** Start of Information shown **

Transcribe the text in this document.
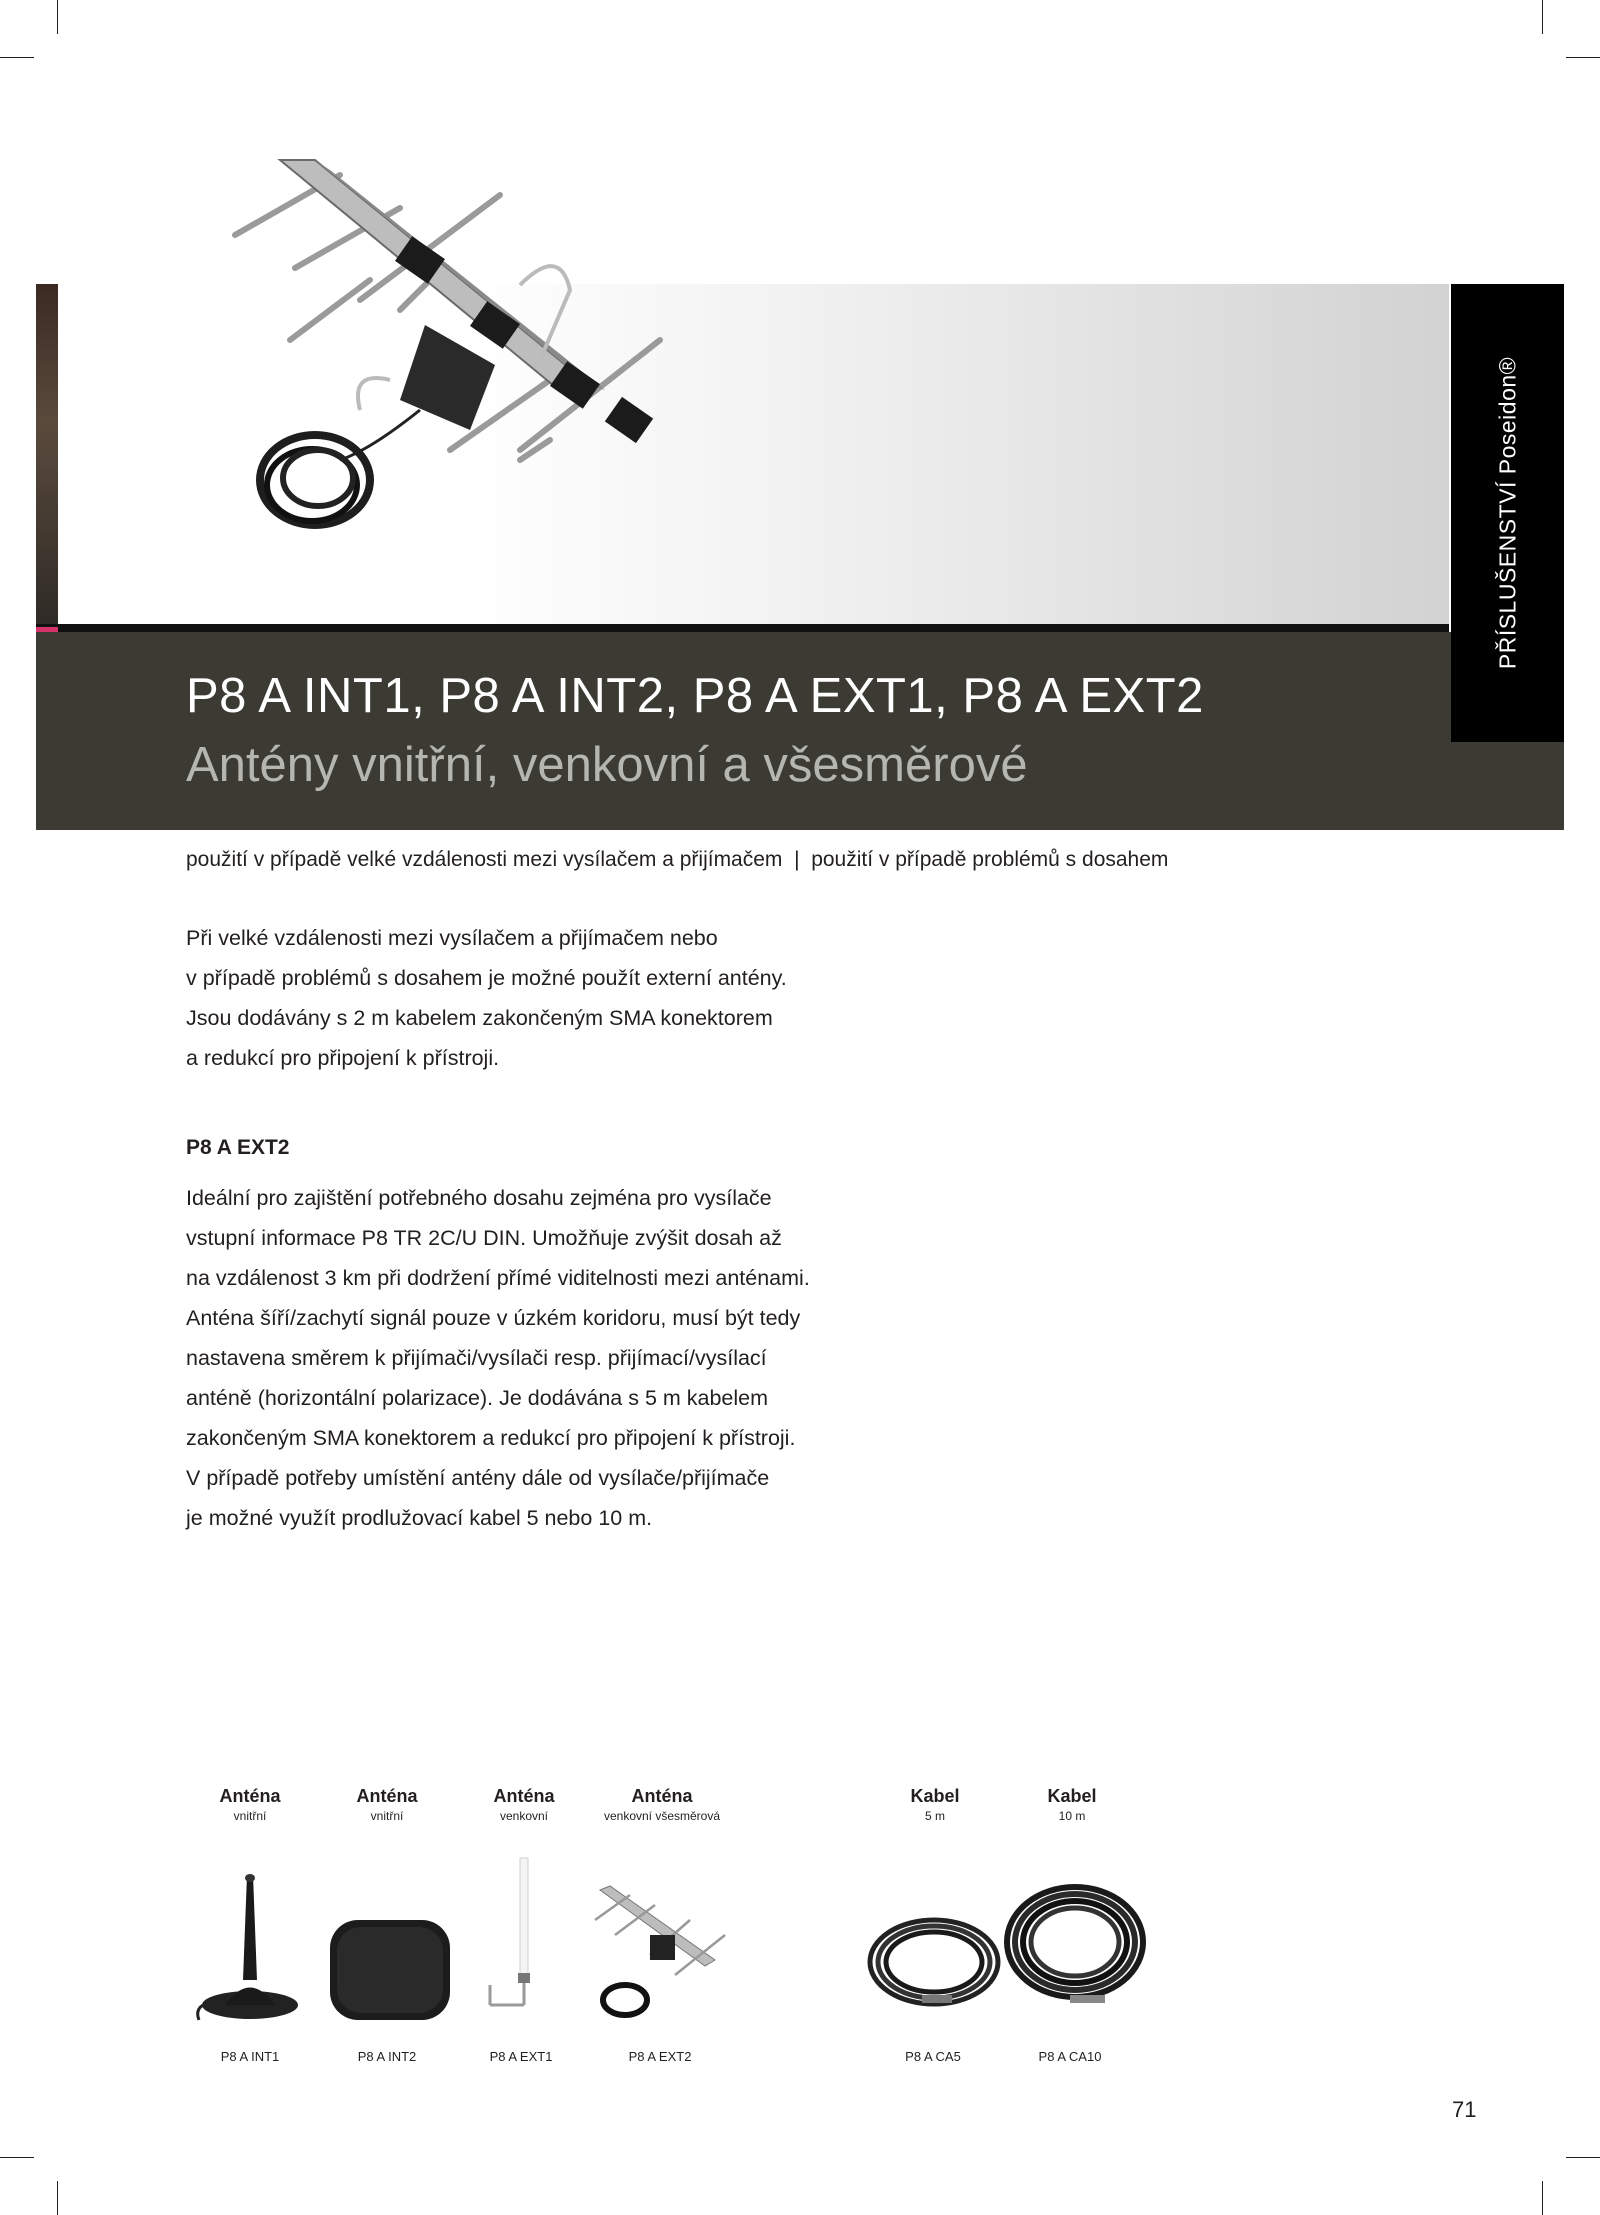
P8 A INT1, P8 A INT2, P8 A EXT1, P8 A EXT2
Antény vnitřní, venkovní a všesměrové
PŘÍSLUŠENSTVÍ Poseidon®
použití v případě velké vzdálenosti mezi vysílačem a přijímačem  |  použití v případě problémů s dosahem
Při velké vzdálenosti mezi vysílačem a přijímačem nebo
v případě problémů s dosahem je možné použít externí antény.
Jsou dodávány s 2 m kabelem zakončeným SMA konektorem
a redukcí pro připojení k přístroji.
P8 A EXT2
Ideální pro zajištění potřebného dosahu zejména pro vysílače
vstupní informace P8 TR 2C/U DIN. Umožňuje zvýšit dosah až
na vzdálenost 3 km při dodržení přímé viditelnosti mezi anténami.
Anténa šíří/zachytí signál pouze v úzkém koridoru, musí být tedy
nastavena směrem k přijímači/vysílači resp. přijímací/vysílací
anténě (horizontální polarizace). Je dodávána s 5 m kabelem
zakončeným SMA konektorem a redukcí pro připojení k přístroji.
V případě potřeby umístění antény dále od vysílače/přijímače
je možné využít prodlužovací kabel 5 nebo 10 m.
Anténa
vnitřní
Anténa
vnitřní
Anténa
venkovní
Anténa
venkovní všesměrová
Kabel
5 m
Kabel
10 m
P8 A INT1	P8 A INT2	P8 A EXT1	P8 A EXT2	P8 A CA5	P8 A CA10
71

** End of Information shown **

▸ What is expected: Only a number is wanted: how many lines of the material include the word "mezi".

▸ Result for this task: 3